# Short task:
An exact reproduction of the records is required, with all images left out.

# Entries shown:
------------------------------

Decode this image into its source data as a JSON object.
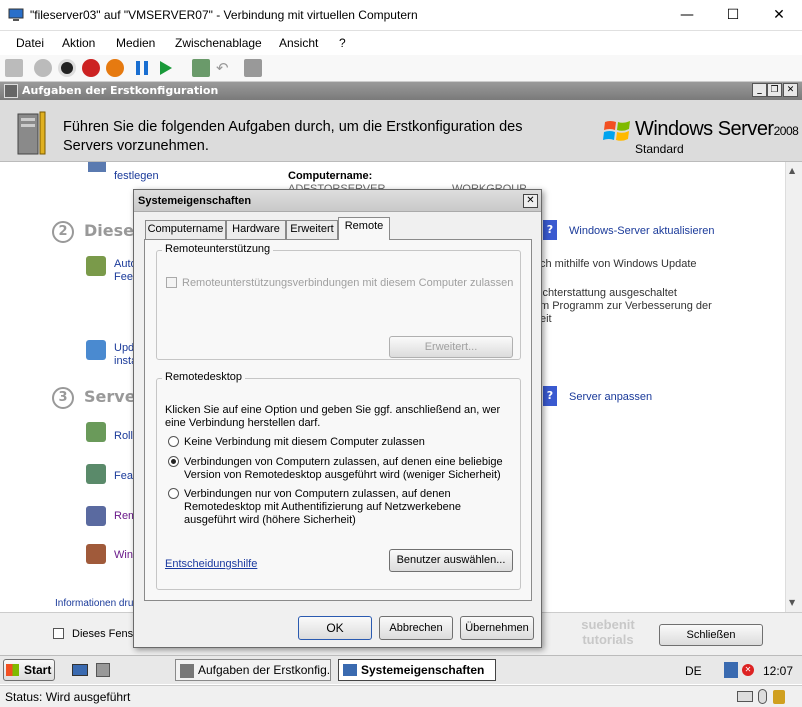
{
  "window": {
    "title": "\"fileserver03\" auf \"VMSERVER07\" - Verbindung mit virtuellen Computern",
    "minimize": "—",
    "maximize": "☐",
    "close": "✕"
  },
  "menu": [
    "Datei",
    "Aktion",
    "Medien",
    "Zwischenablage",
    "Ansicht",
    "?"
  ],
  "ict": {
    "title": "Aufgaben der Erstkonfiguration",
    "banner": "Führen Sie die folgenden Aufgaben durch, um die Erstkonfiguration des Servers vorzunehmen.",
    "brand": "Windows Server",
    "brand_version": "2008",
    "edition": "Standard",
    "bg": {
      "festlegen": "festlegen",
      "computername": "Computername:",
      "computername_val": "ADFSTORSERVER",
      "workgroup": "WORKGROUP",
      "sec2_num": "2",
      "sec2": "Dieser",
      "auto": "Auto",
      "feed": "Feed",
      "upd": "Upd",
      "insta": "insta",
      "windows_update_link": "Windows-Server aktualisieren",
      "update_text": "ch mithilfe von Windows Update",
      "feedback1": "ichterstattung ausgeschaltet",
      "feedback2": "m Programm zur Verbesserung der",
      "feedback3": "eit",
      "sec3_num": "3",
      "sec3": "Server",
      "roll": "Roll",
      "feat": "Feat",
      "rem": "Rem",
      "win": "Win",
      "anpassen_link": "Server anpassen",
      "info": "Informationen dru",
      "dieses": "Dieses Fenst",
      "close_btn": "Schließen"
    }
  },
  "watermark": [
    "suebenit",
    "tutorials"
  ],
  "dialog": {
    "title": "Systemeigenschaften",
    "close": "✕",
    "tabs": [
      "Computername",
      "Hardware",
      "Erweitert",
      "Remote"
    ],
    "active_tab": 3,
    "remote_assist": {
      "legend": "Remoteunterstützung",
      "checkbox": "Remoteunterstützungsverbindungen mit diesem Computer zulassen",
      "advanced": "Erweitert..."
    },
    "remote_desktop": {
      "legend": "Remotedesktop",
      "intro": "Klicken Sie auf eine Option und geben Sie ggf. anschließend an, wer eine Verbindung herstellen darf.",
      "opt1": "Keine Verbindung mit diesem Computer zulassen",
      "opt2": "Verbindungen von Computern zulassen, auf denen eine beliebige Version von Remotedesktop ausgeführt wird (weniger Sicherheit)",
      "opt3": "Verbindungen nur von Computern zulassen, auf denen Remotedesktop mit Authentifizierung auf Netzwerkebene ausgeführt wird (höhere Sicherheit)",
      "selected": 2,
      "help_link": "Entscheidungshilfe",
      "select_users": "Benutzer auswählen..."
    },
    "ok": "OK",
    "cancel": "Abbrechen",
    "apply": "Übernehmen"
  },
  "taskbar": {
    "start": "Start",
    "task1": "Aufgaben der Erstkonfig...",
    "task2": "Systemeigenschaften",
    "lang": "DE",
    "clock": "12:07"
  },
  "status": "Status: Wird ausgeführt"
}
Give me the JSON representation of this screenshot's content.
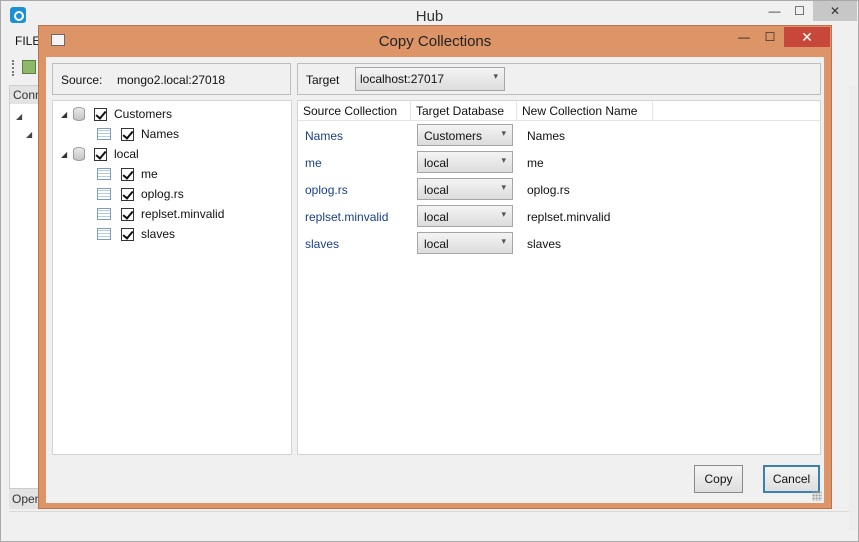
{
  "main_window": {
    "title": "Hub",
    "menu": {
      "file": "FILE"
    },
    "panel_header": "Connections",
    "status_left": "Open",
    "controls": {
      "minimize": "—",
      "maximize": "☐",
      "close": "✕"
    }
  },
  "dialog": {
    "title": "Copy Collections",
    "controls": {
      "minimize": "—",
      "maximize": "☐",
      "close": "✕"
    },
    "source": {
      "label": "Source:",
      "value": "mongo2.local:27018"
    },
    "target": {
      "label": "Target",
      "value": "localhost:27017"
    },
    "tree": [
      {
        "label": "Customers",
        "checked": true,
        "children": [
          {
            "label": "Names",
            "checked": true
          }
        ]
      },
      {
        "label": "local",
        "checked": true,
        "children": [
          {
            "label": "me",
            "checked": true
          },
          {
            "label": "oplog.rs",
            "checked": true
          },
          {
            "label": "replset.minvalid",
            "checked": true
          },
          {
            "label": "slaves",
            "checked": true
          }
        ]
      }
    ],
    "grid": {
      "columns": [
        "Source Collection",
        "Target Database",
        "New Collection Name"
      ],
      "rows": [
        {
          "source": "Names",
          "target_db": "Customers",
          "new_name": "Names"
        },
        {
          "source": "me",
          "target_db": "local",
          "new_name": "me"
        },
        {
          "source": "oplog.rs",
          "target_db": "local",
          "new_name": "oplog.rs"
        },
        {
          "source": "replset.minvalid",
          "target_db": "local",
          "new_name": "replset.minvalid"
        },
        {
          "source": "slaves",
          "target_db": "local",
          "new_name": "slaves"
        }
      ]
    },
    "buttons": {
      "copy": "Copy",
      "cancel": "Cancel"
    },
    "accent_color": "#dd9568",
    "close_button_color": "#c7483a"
  }
}
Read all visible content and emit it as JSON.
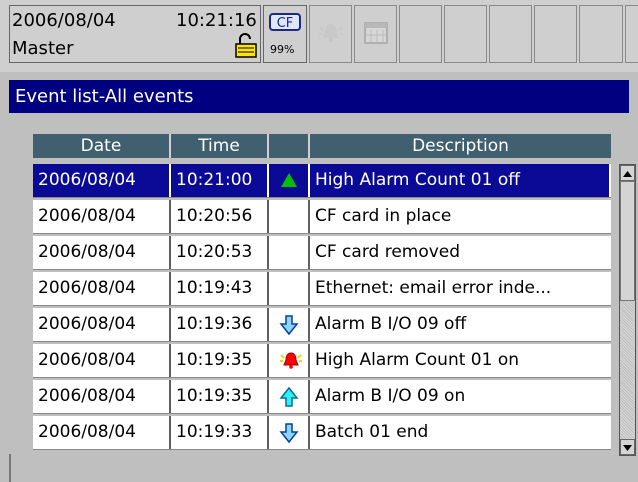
{
  "status": {
    "date": "2006/08/04",
    "time": "10:21:16",
    "user": "Master",
    "cf_label": "CF",
    "cf_percent": "99%"
  },
  "title": "Event list-All events",
  "table": {
    "columns": [
      "Date",
      "Time",
      "",
      "Description"
    ],
    "rows": [
      {
        "date": "2006/08/04",
        "time": "10:21:00",
        "icon": "green-up-triangle-icon",
        "desc": "High Alarm Count 01 off",
        "selected": true
      },
      {
        "date": "2006/08/04",
        "time": "10:20:56",
        "icon": "",
        "desc": "CF card in place"
      },
      {
        "date": "2006/08/04",
        "time": "10:20:53",
        "icon": "",
        "desc": "CF card removed"
      },
      {
        "date": "2006/08/04",
        "time": "10:19:43",
        "icon": "",
        "desc": "Ethernet: email error inde..."
      },
      {
        "date": "2006/08/04",
        "time": "10:19:36",
        "icon": "blue-down-arrow-icon",
        "desc": "Alarm B I/O 09 off"
      },
      {
        "date": "2006/08/04",
        "time": "10:19:35",
        "icon": "red-alarm-bell-icon",
        "desc": "High Alarm Count 01 on"
      },
      {
        "date": "2006/08/04",
        "time": "10:19:35",
        "icon": "cyan-up-arrow-icon",
        "desc": "Alarm B I/O 09 on"
      },
      {
        "date": "2006/08/04",
        "time": "10:19:33",
        "icon": "blue-down-arrow-icon",
        "desc": "Batch 01 end"
      }
    ]
  }
}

------------------------------

# Exercise response:
Decode this image into its source data as a JSON object.
{
  "window": {
    "title": "\"fileserver03\" auf \"VMSERVER07\" - Verbindung mit virtuellen Computern",
    "minimize": "—",
    "maximize": "☐",
    "close": "✕"
  },
  "menu": [
    "Datei",
    "Aktion",
    "Medien",
    "Zwischenablage",
    "Ansicht",
    "?"
  ],
  "ict": {
    "title": "Aufgaben der Erstkonfiguration",
    "banner": "Führen Sie die folgenden Aufgaben durch, um die Erstkonfiguration des Servers vorzunehmen.",
    "brand": "Windows Server",
    "brand_version": "2008",
    "edition": "Standard",
    "bg": {
      "festlegen": "festlegen",
      "computername": "Computername:",
      "computername_val": "ADFSTORSERVER",
      "workgroup": "WORKGROUP",
      "sec2_num": "2",
      "sec2": "Dieser",
      "auto": "Auto",
      "feed": "Feed",
      "upd": "Upd",
      "insta": "insta",
      "windows_update_link": "Windows-Server aktualisieren",
      "update_text": "ch mithilfe von Windows Update",
      "feedback1": "ichterstattung ausgeschaltet",
      "feedback2": "m Programm zur Verbesserung der",
      "feedback3": "eit",
      "sec3_num": "3",
      "sec3": "Server",
      "roll": "Roll",
      "feat": "Feat",
      "rem": "Rem",
      "win": "Win",
      "anpassen_link": "Server anpassen",
      "info": "Informationen dru",
      "dieses": "Dieses Fenst",
      "close_btn": "Schließen"
    }
  },
  "watermark": [
    "suebenit",
    "tutorials"
  ],
  "dialog": {
    "title": "Systemeigenschaften",
    "close": "✕",
    "tabs": [
      "Computername",
      "Hardware",
      "Erweitert",
      "Remote"
    ],
    "active_tab": 3,
    "remote_assist": {
      "legend": "Remoteunterstützung",
      "checkbox": "Remoteunterstützungsverbindungen mit diesem Computer zulassen",
      "advanced": "Erweitert..."
    },
    "remote_desktop": {
      "legend": "Remotedesktop",
      "intro": "Klicken Sie auf eine Option und geben Sie ggf. anschließend an, wer eine Verbindung herstellen darf.",
      "opt1": "Keine Verbindung mit diesem Computer zulassen",
      "opt2": "Verbindungen von Computern zulassen, auf denen eine beliebige Version von Remotedesktop ausgeführt wird (weniger Sicherheit)",
      "opt3": "Verbindungen nur von Computern zulassen, auf denen Remotedesktop mit Authentifizierung auf Netzwerkebene ausgeführt wird (höhere Sicherheit)",
      "selected": 2,
      "help_link": "Entscheidungshilfe",
      "select_users": "Benutzer auswählen..."
    },
    "ok": "OK",
    "cancel": "Abbrechen",
    "apply": "Übernehmen"
  },
  "taskbar": {
    "start": "Start",
    "task1": "Aufgaben der Erstkonfig...",
    "task2": "Systemeigenschaften",
    "lang": "DE",
    "clock": "12:07"
  },
  "status": "Status: Wird ausgeführt"
}
Give me the JSON representation of this screenshot's content.
{
  "main_window": {
    "title": "Hub",
    "menu": {
      "file": "FILE"
    },
    "panel_header": "Connections",
    "status_left": "Open",
    "controls": {
      "minimize": "—",
      "maximize": "☐",
      "close": "✕"
    }
  },
  "dialog": {
    "title": "Copy Collections",
    "controls": {
      "minimize": "—",
      "maximize": "☐",
      "close": "✕"
    },
    "source": {
      "label": "Source:",
      "value": "mongo2.local:27018"
    },
    "target": {
      "label": "Target",
      "value": "localhost:27017"
    },
    "tree": [
      {
        "label": "Customers",
        "checked": true,
        "children": [
          {
            "label": "Names",
            "checked": true
          }
        ]
      },
      {
        "label": "local",
        "checked": true,
        "children": [
          {
            "label": "me",
            "checked": true
          },
          {
            "label": "oplog.rs",
            "checked": true
          },
          {
            "label": "replset.minvalid",
            "checked": true
          },
          {
            "label": "slaves",
            "checked": true
          }
        ]
      }
    ],
    "grid": {
      "columns": [
        "Source Collection",
        "Target Database",
        "New Collection Name"
      ],
      "rows": [
        {
          "source": "Names",
          "target_db": "Customers",
          "new_name": "Names"
        },
        {
          "source": "me",
          "target_db": "local",
          "new_name": "me"
        },
        {
          "source": "oplog.rs",
          "target_db": "local",
          "new_name": "oplog.rs"
        },
        {
          "source": "replset.minvalid",
          "target_db": "local",
          "new_name": "replset.minvalid"
        },
        {
          "source": "slaves",
          "target_db": "local",
          "new_name": "slaves"
        }
      ]
    },
    "buttons": {
      "copy": "Copy",
      "cancel": "Cancel"
    },
    "accent_color": "#dd9568",
    "close_button_color": "#c7483a"
  }
}
Read all visible content and emit it as JSON.
{
  "status": {
    "date": "2006/08/04",
    "time": "10:21:16",
    "user": "Master",
    "cf_label": "CF",
    "cf_percent": "99%"
  },
  "title": "Event list-All events",
  "table": {
    "columns": [
      "Date",
      "Time",
      "",
      "Description"
    ],
    "rows": [
      {
        "date": "2006/08/04",
        "time": "10:21:00",
        "icon": "green-up-triangle-icon",
        "desc": "High Alarm Count 01 off",
        "selected": true
      },
      {
        "date": "2006/08/04",
        "time": "10:20:56",
        "icon": "",
        "desc": "CF card in place"
      },
      {
        "date": "2006/08/04",
        "time": "10:20:53",
        "icon": "",
        "desc": "CF card removed"
      },
      {
        "date": "2006/08/04",
        "time": "10:19:43",
        "icon": "",
        "desc": "Ethernet: email error inde..."
      },
      {
        "date": "2006/08/04",
        "time": "10:19:36",
        "icon": "blue-down-arrow-icon",
        "desc": "Alarm B I/O 09 off"
      },
      {
        "date": "2006/08/04",
        "time": "10:19:35",
        "icon": "red-alarm-bell-icon",
        "desc": "High Alarm Count 01 on"
      },
      {
        "date": "2006/08/04",
        "time": "10:19:35",
        "icon": "cyan-up-arrow-icon",
        "desc": "Alarm B I/O 09 on"
      },
      {
        "date": "2006/08/04",
        "time": "10:19:33",
        "icon": "blue-down-arrow-icon",
        "desc": "Batch 01 end"
      }
    ]
  }
}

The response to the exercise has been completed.